MATERIAL TO PROCESS Block Start

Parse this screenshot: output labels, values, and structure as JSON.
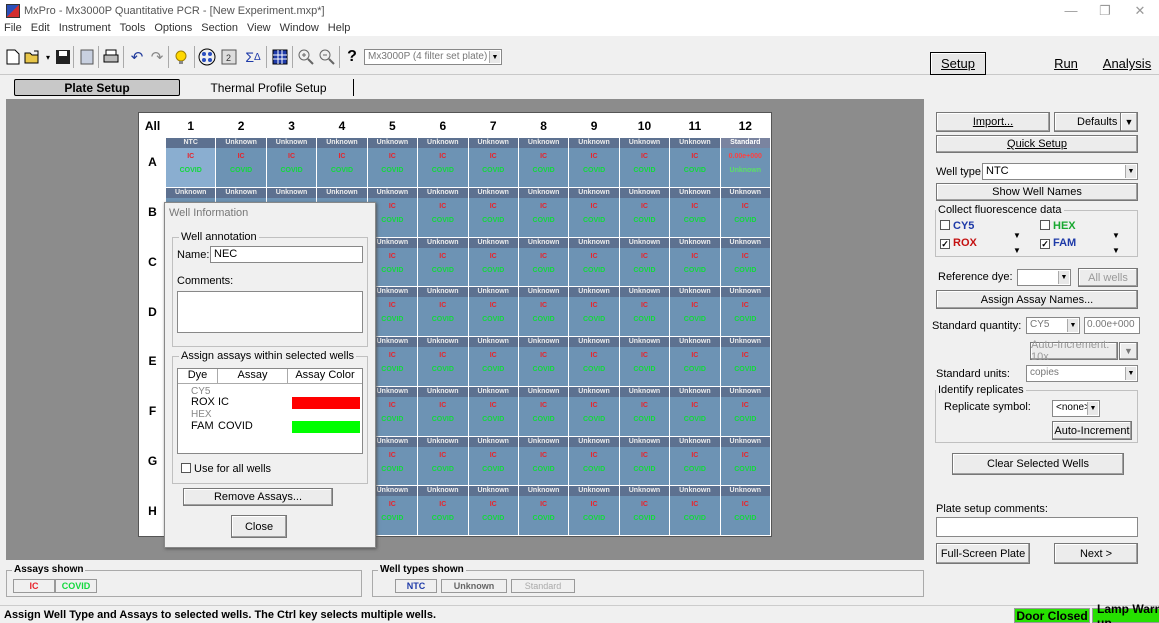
{
  "window": {
    "title": "MxPro - Mx3000P Quantitative PCR - [New Experiment.mxp*]"
  },
  "menu": [
    "File",
    "Edit",
    "Instrument",
    "Tools",
    "Options",
    "Section",
    "View",
    "Window",
    "Help"
  ],
  "toolbar": {
    "plate_select": "Mx3000P (4 filter set plate)"
  },
  "modes": {
    "setup": "Setup",
    "run": "Run",
    "analysis": "Analysis"
  },
  "tabs": {
    "plate_setup": "Plate Setup",
    "thermal": "Thermal Profile Setup"
  },
  "grid": {
    "corner": "All",
    "columns": [
      "1",
      "2",
      "3",
      "4",
      "5",
      "6",
      "7",
      "8",
      "9",
      "10",
      "11",
      "12"
    ],
    "rows": [
      "A",
      "B",
      "C",
      "D",
      "E",
      "F",
      "G",
      "H"
    ],
    "wells": {
      "ntc": "NTC",
      "unknown": "Unknown",
      "standard": "Standard",
      "assay1": "IC",
      "assay2": "COVID",
      "std_qty": "0.00e+000",
      "std_unit": "Unknown"
    }
  },
  "dialog": {
    "title": "Well Information",
    "annotation_group": "Well annotation",
    "name_label": "Name:",
    "name_value": "NEC",
    "comments_label": "Comments:",
    "assign_group": "Assign assays within selected wells",
    "col_dye": "Dye",
    "col_assay": "Assay",
    "col_color": "Assay Color",
    "dyes": [
      {
        "dye": "CY5",
        "assay": "",
        "color": ""
      },
      {
        "dye": "ROX",
        "assay": "IC",
        "color": "#ff0000"
      },
      {
        "dye": "HEX",
        "assay": "",
        "color": ""
      },
      {
        "dye": "FAM",
        "assay": "COVID",
        "color": "#00ff00"
      }
    ],
    "use_all": "Use for all wells",
    "remove": "Remove Assays...",
    "close": "Close"
  },
  "panel": {
    "import": "Import...",
    "defaults": "Defaults",
    "quick_setup": "Quick Setup",
    "well_type_label": "Well type:",
    "well_type_value": "NTC",
    "show_names": "Show Well Names",
    "collect_group": "Collect fluorescence data",
    "cy5": "CY5",
    "hex": "HEX",
    "rox": "ROX",
    "fam": "FAM",
    "ref_dye": "Reference dye:",
    "all_wells": "All wells",
    "assign_names": "Assign Assay Names...",
    "std_qty_label": "Standard quantity:",
    "std_qty_dye": "CY5",
    "std_qty_value": "0.00e+000",
    "auto_inc_10": "Auto-Increment: 10x",
    "std_units_label": "Standard units:",
    "std_units_value": "copies",
    "replicates_group": "Identify replicates",
    "rep_symbol": "Replicate symbol:",
    "rep_value": "<none>",
    "auto_inc": "Auto-Increment",
    "clear": "Clear Selected Wells",
    "comments": "Plate setup comments:",
    "fullscreen": "Full-Screen Plate",
    "next": "Next >"
  },
  "legend": {
    "assays_title": "Assays shown",
    "assay_ic": "IC",
    "assay_covid": "COVID",
    "types_title": "Well types shown",
    "type_ntc": "NTC",
    "type_unknown": "Unknown",
    "type_standard": "Standard"
  },
  "status": {
    "message": "Assign Well Type and Assays to selected wells. The Ctrl key selects multiple wells.",
    "door": "Door Closed",
    "lamp": "Lamp Warm-up"
  },
  "colors": {
    "well": "#6d93b4",
    "ic": "#e8242c",
    "covid": "#12d93c",
    "status": "#26e000"
  }
}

MATERIAL TO PROCESS Block End

- PROBLEM DESCRIPTION
The answer should hold every line of the listing, copied exactly, with no pictures.

- TASK RESPONSE
Parse this screenshot: output labels, values, and structure as JSON.
{
  "window": {
    "title": "MxPro - Mx3000P Quantitative PCR - [New Experiment.mxp*]"
  },
  "menu": [
    "File",
    "Edit",
    "Instrument",
    "Tools",
    "Options",
    "Section",
    "View",
    "Window",
    "Help"
  ],
  "toolbar": {
    "plate_select": "Mx3000P (4 filter set plate)"
  },
  "modes": {
    "setup": "Setup",
    "run": "Run",
    "analysis": "Analysis"
  },
  "tabs": {
    "plate_setup": "Plate Setup",
    "thermal": "Thermal Profile Setup"
  },
  "grid": {
    "corner": "All",
    "columns": [
      "1",
      "2",
      "3",
      "4",
      "5",
      "6",
      "7",
      "8",
      "9",
      "10",
      "11",
      "12"
    ],
    "rows": [
      "A",
      "B",
      "C",
      "D",
      "E",
      "F",
      "G",
      "H"
    ],
    "wells": {
      "ntc": "NTC",
      "unknown": "Unknown",
      "standard": "Standard",
      "assay1": "IC",
      "assay2": "COVID",
      "std_qty": "0.00e+000",
      "std_unit": "Unknown"
    }
  },
  "dialog": {
    "title": "Well Information",
    "annotation_group": "Well annotation",
    "name_label": "Name:",
    "name_value": "NEC",
    "comments_label": "Comments:",
    "assign_group": "Assign assays within selected wells",
    "col_dye": "Dye",
    "col_assay": "Assay",
    "col_color": "Assay Color",
    "dyes": [
      {
        "dye": "CY5",
        "assay": "",
        "color": ""
      },
      {
        "dye": "ROX",
        "assay": "IC",
        "color": "#ff0000"
      },
      {
        "dye": "HEX",
        "assay": "",
        "color": ""
      },
      {
        "dye": "FAM",
        "assay": "COVID",
        "color": "#00ff00"
      }
    ],
    "use_all": "Use for all wells",
    "remove": "Remove Assays...",
    "close": "Close"
  },
  "panel": {
    "import": "Import...",
    "defaults": "Defaults",
    "quick_setup": "Quick Setup",
    "well_type_label": "Well type:",
    "well_type_value": "NTC",
    "show_names": "Show Well Names",
    "collect_group": "Collect fluorescence data",
    "cy5": "CY5",
    "hex": "HEX",
    "rox": "ROX",
    "fam": "FAM",
    "ref_dye": "Reference dye:",
    "all_wells": "All wells",
    "assign_names": "Assign Assay Names...",
    "std_qty_label": "Standard quantity:",
    "std_qty_dye": "CY5",
    "std_qty_value": "0.00e+000",
    "auto_inc_10": "Auto-Increment: 10x",
    "std_units_label": "Standard units:",
    "std_units_value": "copies",
    "replicates_group": "Identify replicates",
    "rep_symbol": "Replicate symbol:",
    "rep_value": "<none>",
    "auto_inc": "Auto-Increment",
    "clear": "Clear Selected Wells",
    "comments": "Plate setup comments:",
    "fullscreen": "Full-Screen Plate",
    "next": "Next >"
  },
  "legend": {
    "assays_title": "Assays shown",
    "assay_ic": "IC",
    "assay_covid": "COVID",
    "types_title": "Well types shown",
    "type_ntc": "NTC",
    "type_unknown": "Unknown",
    "type_standard": "Standard"
  },
  "status": {
    "message": "Assign Well Type and Assays to selected wells. The Ctrl key selects multiple wells.",
    "door": "Door Closed",
    "lamp": "Lamp Warm-up"
  },
  "colors": {
    "well": "#6d93b4",
    "ic": "#e8242c",
    "covid": "#12d93c",
    "status": "#26e000"
  }
}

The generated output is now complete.